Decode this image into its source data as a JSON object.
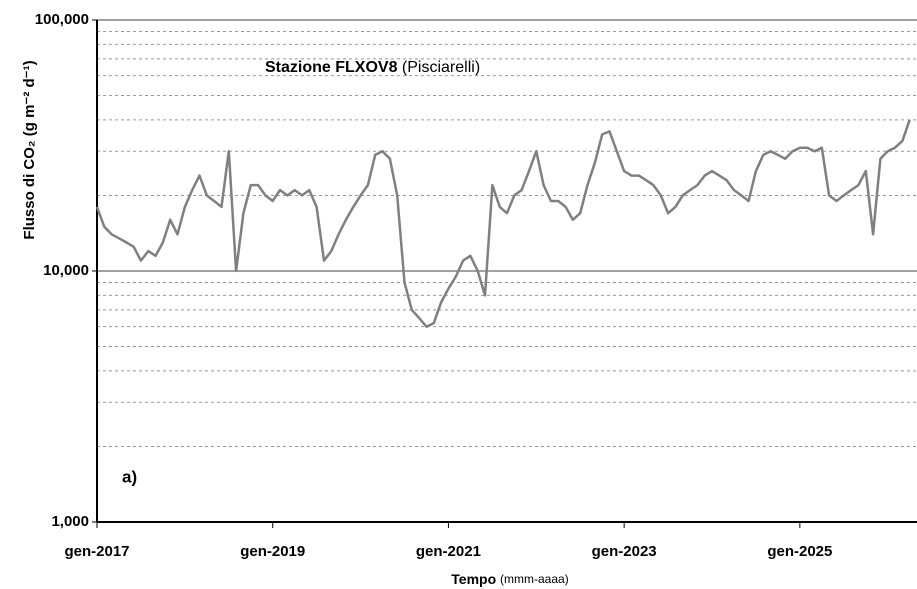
{
  "chart_data": {
    "type": "line",
    "title": "Stazione FLXOV8",
    "subtitle": "(Pisciarelli)",
    "ylabel": "Flusso di CO₂ (g m⁻² d⁻¹)",
    "xlabel": "Tempo",
    "xlabel_note": "(mmm-aaaa)",
    "annotation": "a)",
    "log_y": true,
    "grid": true,
    "ylim": [
      1000,
      100000
    ],
    "yticks": [
      {
        "value": 1000,
        "label": "1,000"
      },
      {
        "value": 10000,
        "label": "10,000"
      },
      {
        "value": 100000,
        "label": "100,000"
      }
    ],
    "minor_yticks": [
      2000,
      3000,
      4000,
      5000,
      6000,
      7000,
      8000,
      9000,
      20000,
      30000,
      40000,
      50000,
      60000,
      70000,
      80000,
      90000
    ],
    "xlim": [
      "2017-01",
      "2026-05"
    ],
    "xticks": [
      {
        "value": "2017-01",
        "label": "gen-2017"
      },
      {
        "value": "2019-01",
        "label": "gen-2019"
      },
      {
        "value": "2021-01",
        "label": "gen-2021"
      },
      {
        "value": "2023-01",
        "label": "gen-2023"
      },
      {
        "value": "2025-01",
        "label": "gen-2025"
      }
    ],
    "x": [
      "2017-01",
      "2017-02",
      "2017-03",
      "2017-04",
      "2017-05",
      "2017-06",
      "2017-07",
      "2017-08",
      "2017-09",
      "2017-10",
      "2017-11",
      "2017-12",
      "2018-01",
      "2018-02",
      "2018-03",
      "2018-04",
      "2018-05",
      "2018-06",
      "2018-07",
      "2018-08",
      "2018-09",
      "2018-10",
      "2018-11",
      "2018-12",
      "2019-01",
      "2019-02",
      "2019-03",
      "2019-04",
      "2019-05",
      "2019-06",
      "2019-07",
      "2019-08",
      "2019-09",
      "2019-10",
      "2019-11",
      "2019-12",
      "2020-01",
      "2020-02",
      "2020-03",
      "2020-04",
      "2020-05",
      "2020-06",
      "2020-07",
      "2020-08",
      "2020-09",
      "2020-10",
      "2020-11",
      "2020-12",
      "2021-01",
      "2021-02",
      "2021-03",
      "2021-04",
      "2021-05",
      "2021-06",
      "2021-07",
      "2021-08",
      "2021-09",
      "2021-10",
      "2021-11",
      "2021-12",
      "2022-01",
      "2022-02",
      "2022-03",
      "2022-04",
      "2022-05",
      "2022-06",
      "2022-07",
      "2022-08",
      "2022-09",
      "2022-10",
      "2022-11",
      "2022-12",
      "2023-01",
      "2023-02",
      "2023-03",
      "2023-04",
      "2023-05",
      "2023-06",
      "2023-07",
      "2023-08",
      "2023-09",
      "2023-10",
      "2023-11",
      "2023-12",
      "2024-01",
      "2024-02",
      "2024-03",
      "2024-04",
      "2024-05",
      "2024-06",
      "2024-07",
      "2024-08",
      "2024-09",
      "2024-10",
      "2024-11",
      "2024-12",
      "2025-01",
      "2025-02",
      "2025-03",
      "2025-04",
      "2025-05",
      "2025-06",
      "2025-07",
      "2025-08",
      "2025-09",
      "2025-10",
      "2025-11",
      "2025-12",
      "2026-01",
      "2026-02",
      "2026-03",
      "2026-04"
    ],
    "series": [
      {
        "name": "FLXOV8",
        "color": "#808080",
        "values": [
          18000,
          15000,
          14000,
          13500,
          13000,
          12500,
          11000,
          12000,
          11500,
          13000,
          16000,
          14000,
          18000,
          21000,
          24000,
          20000,
          19000,
          18000,
          30000,
          10000,
          17000,
          22000,
          22000,
          20000,
          19000,
          21000,
          20000,
          21000,
          20000,
          21000,
          18000,
          11000,
          12000,
          14000,
          16000,
          18000,
          20000,
          22000,
          29000,
          30000,
          28000,
          20000,
          9000,
          7000,
          6500,
          6000,
          6200,
          7500,
          8500,
          9500,
          11000,
          11500,
          10000,
          8000,
          22000,
          18000,
          17000,
          20000,
          21000,
          25000,
          30000,
          22000,
          19000,
          19000,
          18000,
          16000,
          17000,
          22000,
          27000,
          35000,
          36000,
          30000,
          25000,
          24000,
          24000,
          23000,
          22000,
          20000,
          17000,
          18000,
          20000,
          21000,
          22000,
          24000,
          25000,
          24000,
          23000,
          21000,
          20000,
          19000,
          25000,
          29000,
          30000,
          29000,
          28000,
          30000,
          31000,
          31000,
          30000,
          31000,
          20000,
          19000,
          20000,
          21000,
          22000,
          25000,
          14000,
          28000,
          30000,
          31000,
          33000,
          40000
        ]
      }
    ]
  }
}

==================================================

→ PROBLEM: Transcribe the preceding listing in its entirety and with exact wording, leaving out pictures.

→ WORKED ANSWER:
Decode this image into its source data as a JSON object.
{
  "chart_data": {
    "type": "line",
    "title": "Stazione FLXOV8",
    "subtitle": "(Pisciarelli)",
    "ylabel": "Flusso di CO₂ (g m⁻² d⁻¹)",
    "xlabel": "Tempo",
    "xlabel_note": "(mmm-aaaa)",
    "annotation": "a)",
    "log_y": true,
    "grid": true,
    "ylim": [
      1000,
      100000
    ],
    "yticks": [
      {
        "value": 1000,
        "label": "1,000"
      },
      {
        "value": 10000,
        "label": "10,000"
      },
      {
        "value": 100000,
        "label": "100,000"
      }
    ],
    "minor_yticks": [
      2000,
      3000,
      4000,
      5000,
      6000,
      7000,
      8000,
      9000,
      20000,
      30000,
      40000,
      50000,
      60000,
      70000,
      80000,
      90000
    ],
    "xlim": [
      "2017-01",
      "2026-05"
    ],
    "xticks": [
      {
        "value": "2017-01",
        "label": "gen-2017"
      },
      {
        "value": "2019-01",
        "label": "gen-2019"
      },
      {
        "value": "2021-01",
        "label": "gen-2021"
      },
      {
        "value": "2023-01",
        "label": "gen-2023"
      },
      {
        "value": "2025-01",
        "label": "gen-2025"
      }
    ],
    "x": [
      "2017-01",
      "2017-02",
      "2017-03",
      "2017-04",
      "2017-05",
      "2017-06",
      "2017-07",
      "2017-08",
      "2017-09",
      "2017-10",
      "2017-11",
      "2017-12",
      "2018-01",
      "2018-02",
      "2018-03",
      "2018-04",
      "2018-05",
      "2018-06",
      "2018-07",
      "2018-08",
      "2018-09",
      "2018-10",
      "2018-11",
      "2018-12",
      "2019-01",
      "2019-02",
      "2019-03",
      "2019-04",
      "2019-05",
      "2019-06",
      "2019-07",
      "2019-08",
      "2019-09",
      "2019-10",
      "2019-11",
      "2019-12",
      "2020-01",
      "2020-02",
      "2020-03",
      "2020-04",
      "2020-05",
      "2020-06",
      "2020-07",
      "2020-08",
      "2020-09",
      "2020-10",
      "2020-11",
      "2020-12",
      "2021-01",
      "2021-02",
      "2021-03",
      "2021-04",
      "2021-05",
      "2021-06",
      "2021-07",
      "2021-08",
      "2021-09",
      "2021-10",
      "2021-11",
      "2021-12",
      "2022-01",
      "2022-02",
      "2022-03",
      "2022-04",
      "2022-05",
      "2022-06",
      "2022-07",
      "2022-08",
      "2022-09",
      "2022-10",
      "2022-11",
      "2022-12",
      "2023-01",
      "2023-02",
      "2023-03",
      "2023-04",
      "2023-05",
      "2023-06",
      "2023-07",
      "2023-08",
      "2023-09",
      "2023-10",
      "2023-11",
      "2023-12",
      "2024-01",
      "2024-02",
      "2024-03",
      "2024-04",
      "2024-05",
      "2024-06",
      "2024-07",
      "2024-08",
      "2024-09",
      "2024-10",
      "2024-11",
      "2024-12",
      "2025-01",
      "2025-02",
      "2025-03",
      "2025-04",
      "2025-05",
      "2025-06",
      "2025-07",
      "2025-08",
      "2025-09",
      "2025-10",
      "2025-11",
      "2025-12",
      "2026-01",
      "2026-02",
      "2026-03",
      "2026-04"
    ],
    "series": [
      {
        "name": "FLXOV8",
        "color": "#808080",
        "values": [
          18000,
          15000,
          14000,
          13500,
          13000,
          12500,
          11000,
          12000,
          11500,
          13000,
          16000,
          14000,
          18000,
          21000,
          24000,
          20000,
          19000,
          18000,
          30000,
          10000,
          17000,
          22000,
          22000,
          20000,
          19000,
          21000,
          20000,
          21000,
          20000,
          21000,
          18000,
          11000,
          12000,
          14000,
          16000,
          18000,
          20000,
          22000,
          29000,
          30000,
          28000,
          20000,
          9000,
          7000,
          6500,
          6000,
          6200,
          7500,
          8500,
          9500,
          11000,
          11500,
          10000,
          8000,
          22000,
          18000,
          17000,
          20000,
          21000,
          25000,
          30000,
          22000,
          19000,
          19000,
          18000,
          16000,
          17000,
          22000,
          27000,
          35000,
          36000,
          30000,
          25000,
          24000,
          24000,
          23000,
          22000,
          20000,
          17000,
          18000,
          20000,
          21000,
          22000,
          24000,
          25000,
          24000,
          23000,
          21000,
          20000,
          19000,
          25000,
          29000,
          30000,
          29000,
          28000,
          30000,
          31000,
          31000,
          30000,
          31000,
          20000,
          19000,
          20000,
          21000,
          22000,
          25000,
          14000,
          28000,
          30000,
          31000,
          33000,
          40000
        ]
      }
    ]
  }
}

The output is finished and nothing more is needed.